Raw records:
--*--
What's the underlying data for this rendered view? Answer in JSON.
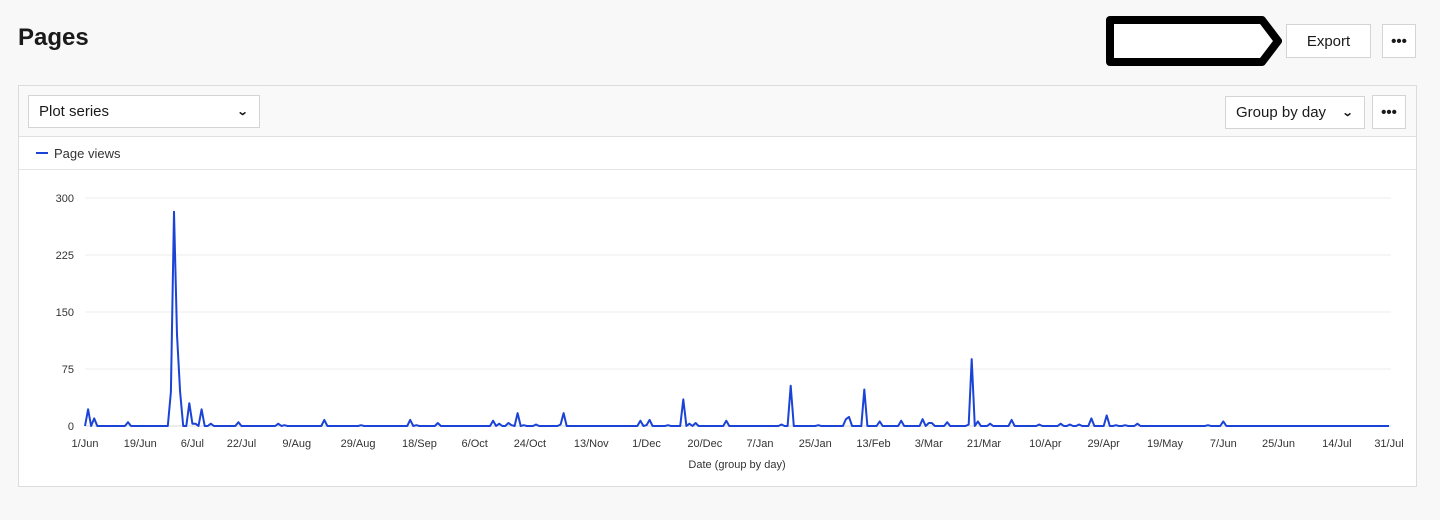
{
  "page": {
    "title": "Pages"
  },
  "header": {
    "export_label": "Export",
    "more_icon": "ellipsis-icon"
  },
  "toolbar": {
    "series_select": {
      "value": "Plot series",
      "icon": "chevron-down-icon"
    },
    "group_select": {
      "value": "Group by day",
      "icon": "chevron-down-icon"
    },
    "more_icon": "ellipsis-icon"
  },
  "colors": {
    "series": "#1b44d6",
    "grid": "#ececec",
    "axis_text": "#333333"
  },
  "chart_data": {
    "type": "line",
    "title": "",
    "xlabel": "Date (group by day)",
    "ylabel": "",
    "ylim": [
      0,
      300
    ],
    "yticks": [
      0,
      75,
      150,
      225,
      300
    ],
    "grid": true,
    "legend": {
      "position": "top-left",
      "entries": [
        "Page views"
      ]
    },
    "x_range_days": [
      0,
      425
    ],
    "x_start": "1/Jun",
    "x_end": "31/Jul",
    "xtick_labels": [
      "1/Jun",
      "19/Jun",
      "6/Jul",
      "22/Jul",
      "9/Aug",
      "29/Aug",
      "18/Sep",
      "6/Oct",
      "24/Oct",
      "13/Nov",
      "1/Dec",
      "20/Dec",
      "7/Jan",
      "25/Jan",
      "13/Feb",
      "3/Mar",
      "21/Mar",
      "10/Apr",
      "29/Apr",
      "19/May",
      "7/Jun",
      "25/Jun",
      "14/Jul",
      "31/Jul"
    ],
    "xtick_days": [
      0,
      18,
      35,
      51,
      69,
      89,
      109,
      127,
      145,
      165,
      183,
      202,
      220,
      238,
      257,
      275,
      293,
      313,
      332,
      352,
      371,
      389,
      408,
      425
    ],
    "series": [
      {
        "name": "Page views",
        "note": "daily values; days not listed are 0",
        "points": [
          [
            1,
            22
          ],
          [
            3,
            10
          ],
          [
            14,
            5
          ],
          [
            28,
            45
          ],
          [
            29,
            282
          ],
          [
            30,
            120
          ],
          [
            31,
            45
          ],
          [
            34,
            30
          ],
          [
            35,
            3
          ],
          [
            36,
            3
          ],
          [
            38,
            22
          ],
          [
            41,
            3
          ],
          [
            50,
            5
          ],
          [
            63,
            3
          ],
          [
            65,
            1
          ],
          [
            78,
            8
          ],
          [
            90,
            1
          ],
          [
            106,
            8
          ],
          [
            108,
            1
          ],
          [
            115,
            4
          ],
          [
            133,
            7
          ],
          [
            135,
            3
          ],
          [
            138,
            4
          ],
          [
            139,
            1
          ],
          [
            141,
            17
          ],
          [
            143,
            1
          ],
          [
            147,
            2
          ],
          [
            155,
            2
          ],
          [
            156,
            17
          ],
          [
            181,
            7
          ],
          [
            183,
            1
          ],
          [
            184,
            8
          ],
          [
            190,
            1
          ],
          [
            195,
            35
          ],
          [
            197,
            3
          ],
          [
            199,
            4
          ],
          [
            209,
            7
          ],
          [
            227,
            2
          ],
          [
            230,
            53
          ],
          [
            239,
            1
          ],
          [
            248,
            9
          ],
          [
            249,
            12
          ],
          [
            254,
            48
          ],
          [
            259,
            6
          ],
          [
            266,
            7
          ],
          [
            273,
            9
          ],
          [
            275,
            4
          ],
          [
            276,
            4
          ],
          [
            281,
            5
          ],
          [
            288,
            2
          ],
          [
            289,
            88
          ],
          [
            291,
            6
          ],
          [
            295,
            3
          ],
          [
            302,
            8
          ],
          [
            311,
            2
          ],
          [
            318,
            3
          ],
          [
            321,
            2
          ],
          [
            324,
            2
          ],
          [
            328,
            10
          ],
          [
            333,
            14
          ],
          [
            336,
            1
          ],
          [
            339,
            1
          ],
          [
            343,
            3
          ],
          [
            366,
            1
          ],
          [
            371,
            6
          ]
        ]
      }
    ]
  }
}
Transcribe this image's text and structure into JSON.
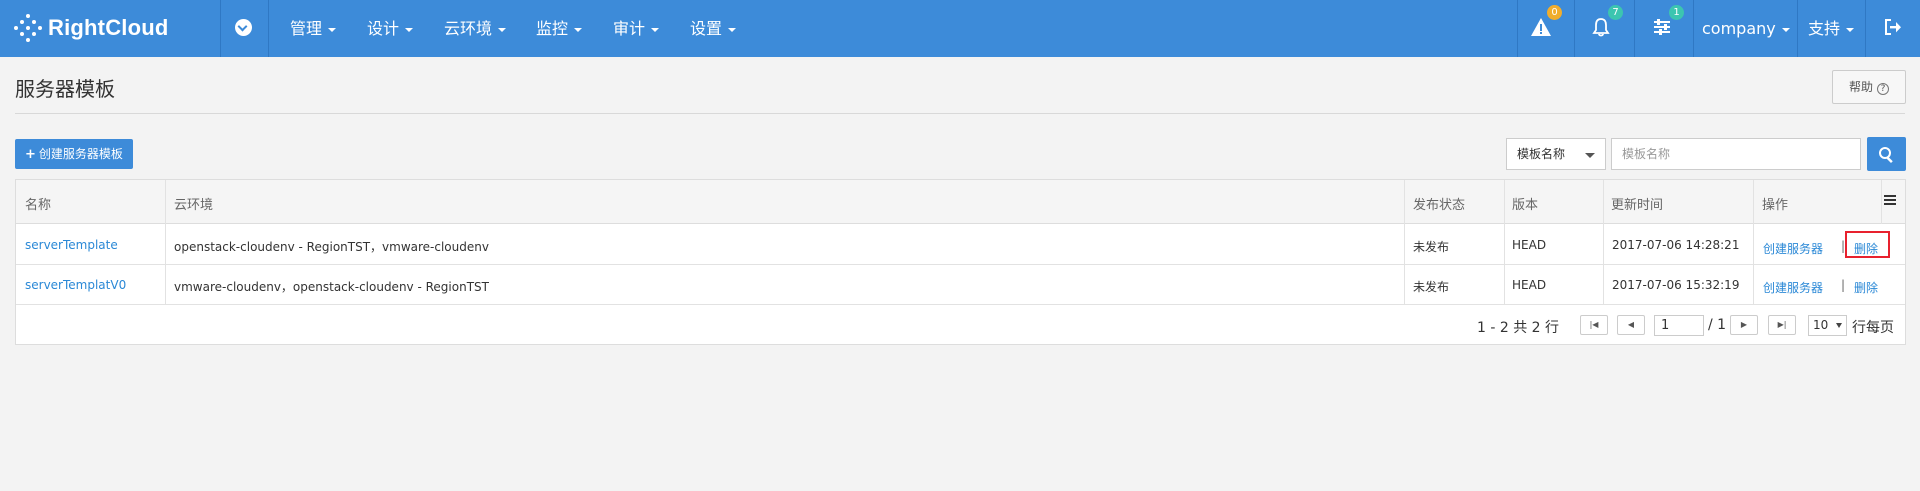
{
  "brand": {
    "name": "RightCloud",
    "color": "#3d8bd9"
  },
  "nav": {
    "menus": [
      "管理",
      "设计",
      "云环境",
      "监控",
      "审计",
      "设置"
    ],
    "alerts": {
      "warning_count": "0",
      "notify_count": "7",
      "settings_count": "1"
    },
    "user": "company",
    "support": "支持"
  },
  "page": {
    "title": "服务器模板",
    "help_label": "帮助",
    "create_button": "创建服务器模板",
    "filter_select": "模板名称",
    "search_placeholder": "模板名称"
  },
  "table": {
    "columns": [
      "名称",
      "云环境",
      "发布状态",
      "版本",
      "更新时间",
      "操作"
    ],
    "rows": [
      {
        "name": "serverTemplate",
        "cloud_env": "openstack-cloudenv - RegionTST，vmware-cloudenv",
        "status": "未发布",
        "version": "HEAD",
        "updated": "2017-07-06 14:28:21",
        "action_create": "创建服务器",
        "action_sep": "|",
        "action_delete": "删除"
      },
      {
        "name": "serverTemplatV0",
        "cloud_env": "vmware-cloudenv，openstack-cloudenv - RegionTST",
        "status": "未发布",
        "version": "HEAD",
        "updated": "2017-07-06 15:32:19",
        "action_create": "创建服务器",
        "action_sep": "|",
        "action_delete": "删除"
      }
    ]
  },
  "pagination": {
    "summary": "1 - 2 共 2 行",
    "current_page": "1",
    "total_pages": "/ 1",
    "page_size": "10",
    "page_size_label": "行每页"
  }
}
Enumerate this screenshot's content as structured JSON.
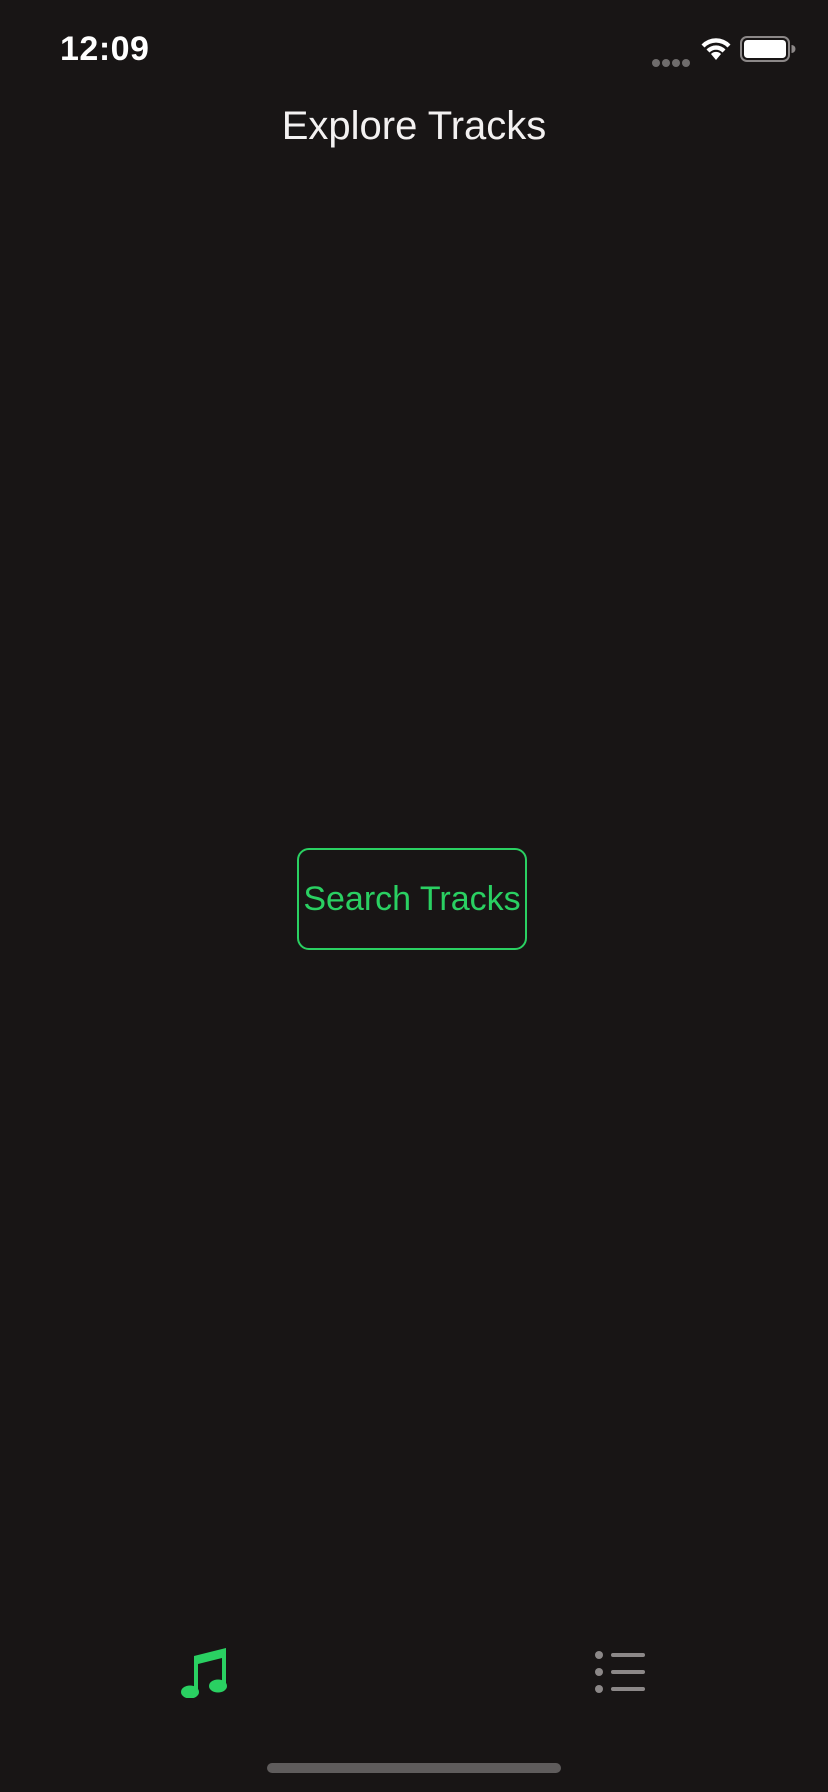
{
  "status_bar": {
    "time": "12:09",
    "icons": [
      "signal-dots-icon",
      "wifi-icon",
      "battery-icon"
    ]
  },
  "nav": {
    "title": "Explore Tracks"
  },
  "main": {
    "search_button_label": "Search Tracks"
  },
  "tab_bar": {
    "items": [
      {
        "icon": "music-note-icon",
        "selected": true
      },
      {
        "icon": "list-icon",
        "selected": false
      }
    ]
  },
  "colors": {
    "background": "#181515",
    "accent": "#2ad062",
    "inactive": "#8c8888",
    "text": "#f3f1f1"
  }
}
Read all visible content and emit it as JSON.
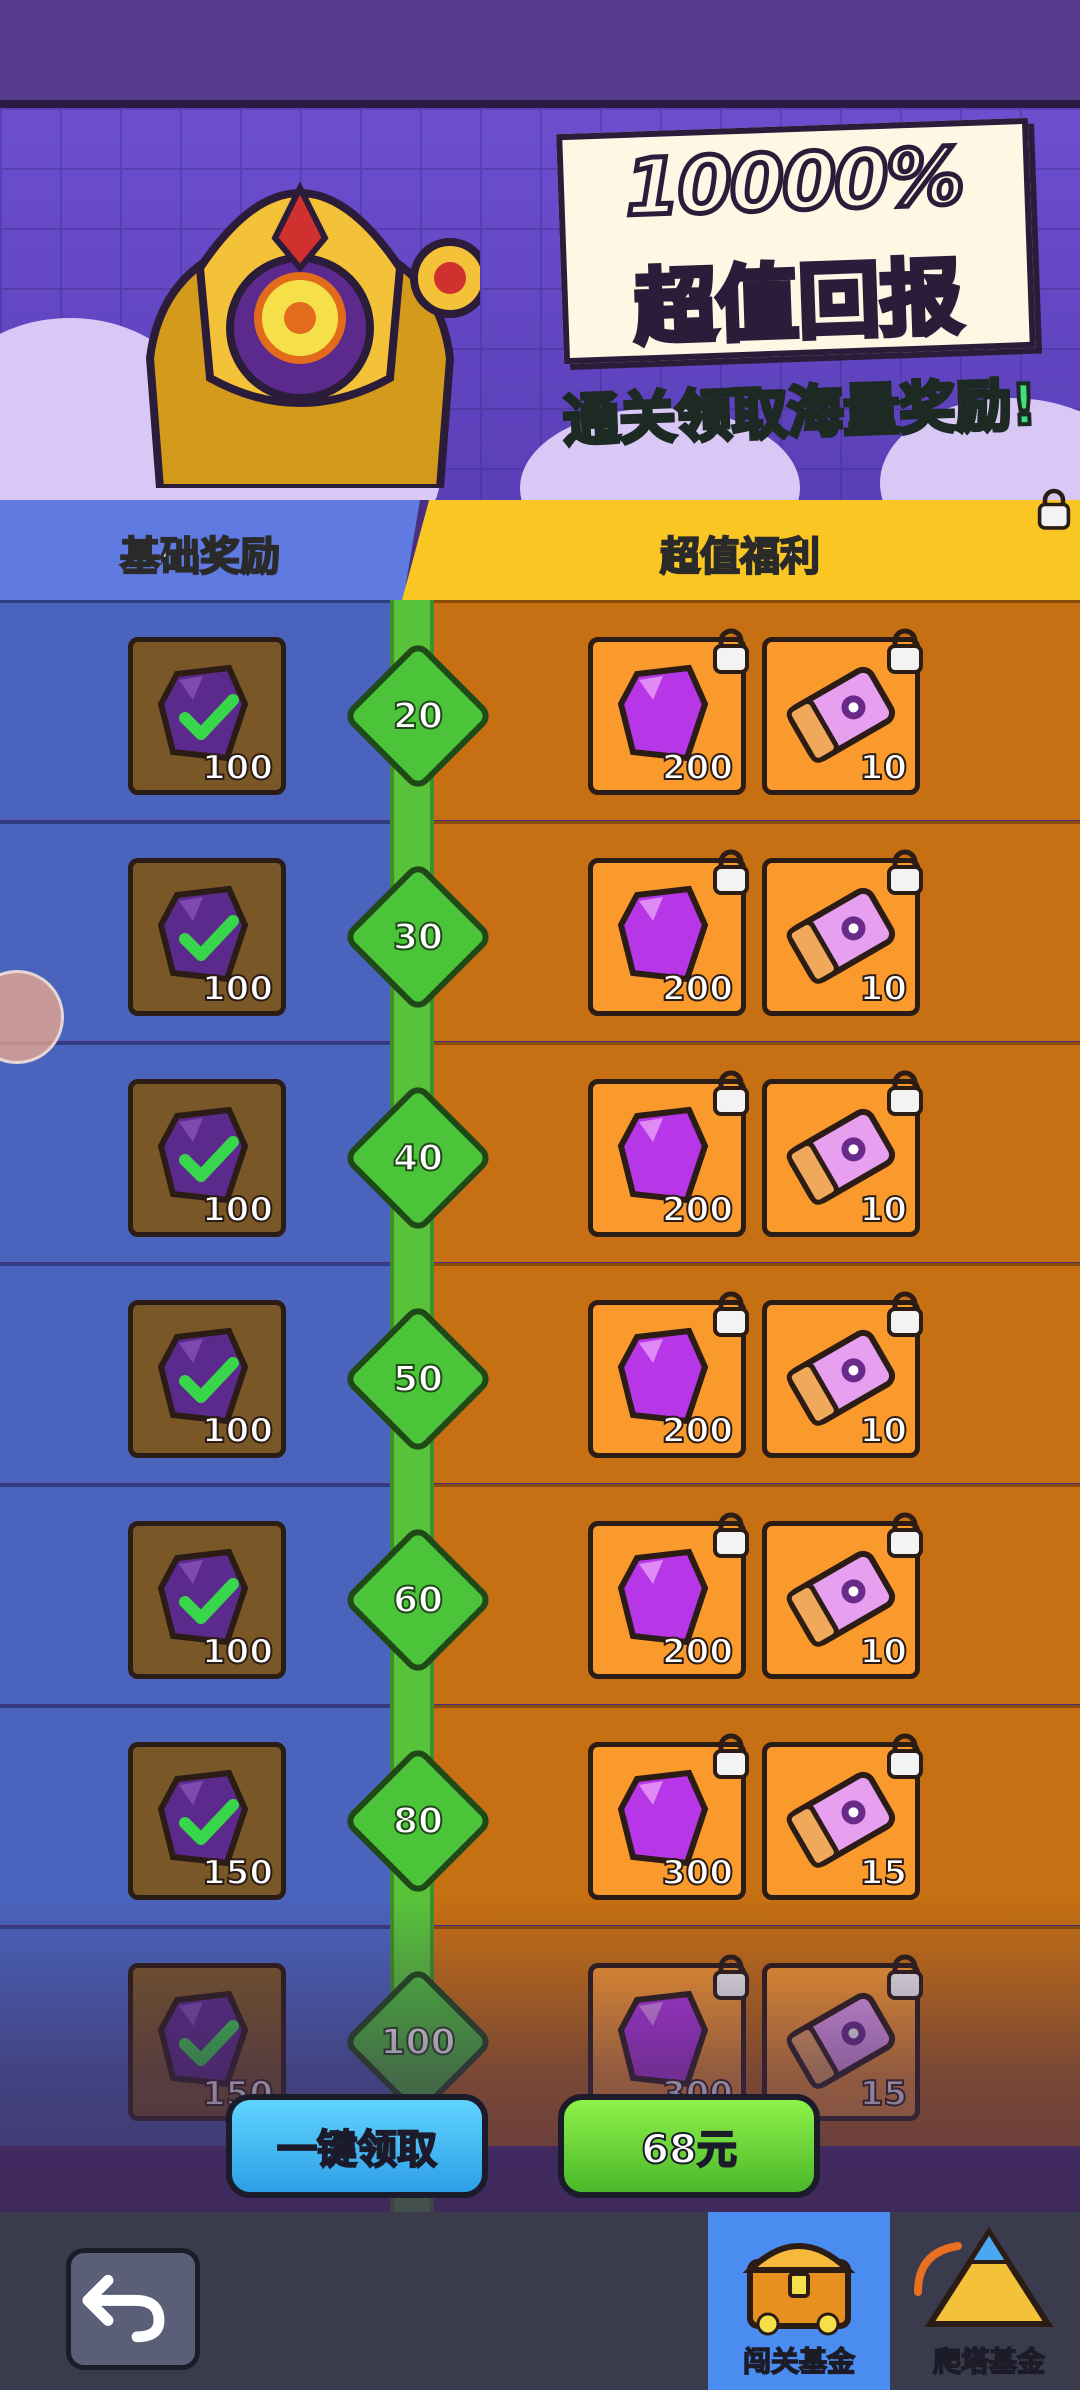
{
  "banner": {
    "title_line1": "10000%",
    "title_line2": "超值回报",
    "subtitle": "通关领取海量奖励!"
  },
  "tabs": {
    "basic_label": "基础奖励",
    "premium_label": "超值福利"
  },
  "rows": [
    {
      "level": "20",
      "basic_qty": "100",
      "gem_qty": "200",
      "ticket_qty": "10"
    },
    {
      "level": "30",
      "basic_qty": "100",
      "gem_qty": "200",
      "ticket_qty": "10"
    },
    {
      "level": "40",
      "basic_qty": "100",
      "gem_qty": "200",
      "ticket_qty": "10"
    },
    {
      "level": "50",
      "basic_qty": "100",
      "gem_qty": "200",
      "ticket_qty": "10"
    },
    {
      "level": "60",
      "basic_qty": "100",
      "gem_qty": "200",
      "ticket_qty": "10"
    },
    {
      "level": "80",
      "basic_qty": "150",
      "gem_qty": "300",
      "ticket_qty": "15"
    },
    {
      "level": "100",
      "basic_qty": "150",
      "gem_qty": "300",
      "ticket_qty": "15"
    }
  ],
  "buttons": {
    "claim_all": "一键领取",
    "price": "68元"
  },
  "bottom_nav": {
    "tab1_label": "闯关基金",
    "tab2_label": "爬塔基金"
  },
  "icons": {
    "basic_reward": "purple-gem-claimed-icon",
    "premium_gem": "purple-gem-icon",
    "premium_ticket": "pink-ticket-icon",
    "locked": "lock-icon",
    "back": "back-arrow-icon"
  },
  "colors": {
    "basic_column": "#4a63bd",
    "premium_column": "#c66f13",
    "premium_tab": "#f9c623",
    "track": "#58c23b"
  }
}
--*--
[The problem] Find each line holding the word "purple" and copy it.

[Task solution]
    "basic_reward": "purple-gem-claimed-icon",
    "premium_gem": "purple-gem-icon",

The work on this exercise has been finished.